Exercise instructions: Please reproduce the part of the collation rules text below that opens with the words containing "FORWARD --- Specifies" and closes with "comparison collates first).", renaming "collation weight comparisons" to "weight comparisons" throughout.

The sort_rules directives are optional. If specified, they define the rules to apply during string comparison. The number of specified sort_rules directives defines the number of weights each collation item is assigned (that is, the directives define the number of collation orders in the locale). If no sort_rules directives are specified, one forward directive is assumed and comparisons are made on a character basis rather than a string basis.

If sort_rules directives are present, the first one applies when comparing strings that use the primary weight, the second when comparing strings that use the secondary weight, and so on. Each set of sort_rules directives is separated by a semicolon (;). A sort_rules directive consists of one or more keywords separated by commas. The following keywords are supported:

FORWARD --- Specifies that collation weight comparisons proceed from the beginning of a string to the end of the string.
BACKWARD --- Specifies that collation weight comparisons proceed from the end of a string to the beginning of the string.
POSITION --- Specifies that collation weight comparisons consider the relative position of nonignored elements in the string (that is, if strings compare as equal, the element with the shortest distance from the starting point of the comparison collates first).

The forward and backward keywords are mutually exclusive.

The following is an example of a sort_rules directive:

order_start forward;backward

Collation Order Statements

The following syntax rules apply to the collation order statements:

Each collation order statement consists of a <character_symbol> specification followed by white space and a set of collation orders.
Characters in the character set can be explicitly specified in the collation order statements or implicitly specified using the ellipsis symbol (...).
A collation order statement that begins with the UNDEFINED special symbol specifies any characters that are in the character set but not explicitly or implicitly specified by other collation order statements.

The optional operands for each collation item are used to define the primary, secondary, or subsequent weights for the collation item. The special symbol IGNORE is used to indicate a collation item that is to be ignored when strings are compared.

An ellipsis keyword appearing in place of a collating_element_list indicates the weights are to be assigned, for the characters in the identified range, in numerically increasing order from the weight for the character symbol on the left side of the preceding statement.

Dataset excerpt:
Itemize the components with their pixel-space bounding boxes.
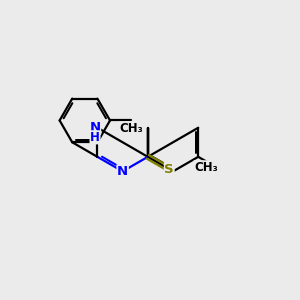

Full response:
FORWARD --- Specifies that weight comparisons proceed from the beginning of a string to the end of the string.
BACKWARD --- Specifies that weight comparisons proceed from the end of a string to the beginning of the string.
POSITION --- Specifies that weight comparisons consider the relative position of nonignored elements in the string (that is, if strings compare as equal, the element with the shortest distance from the starting point of the comparison collates first).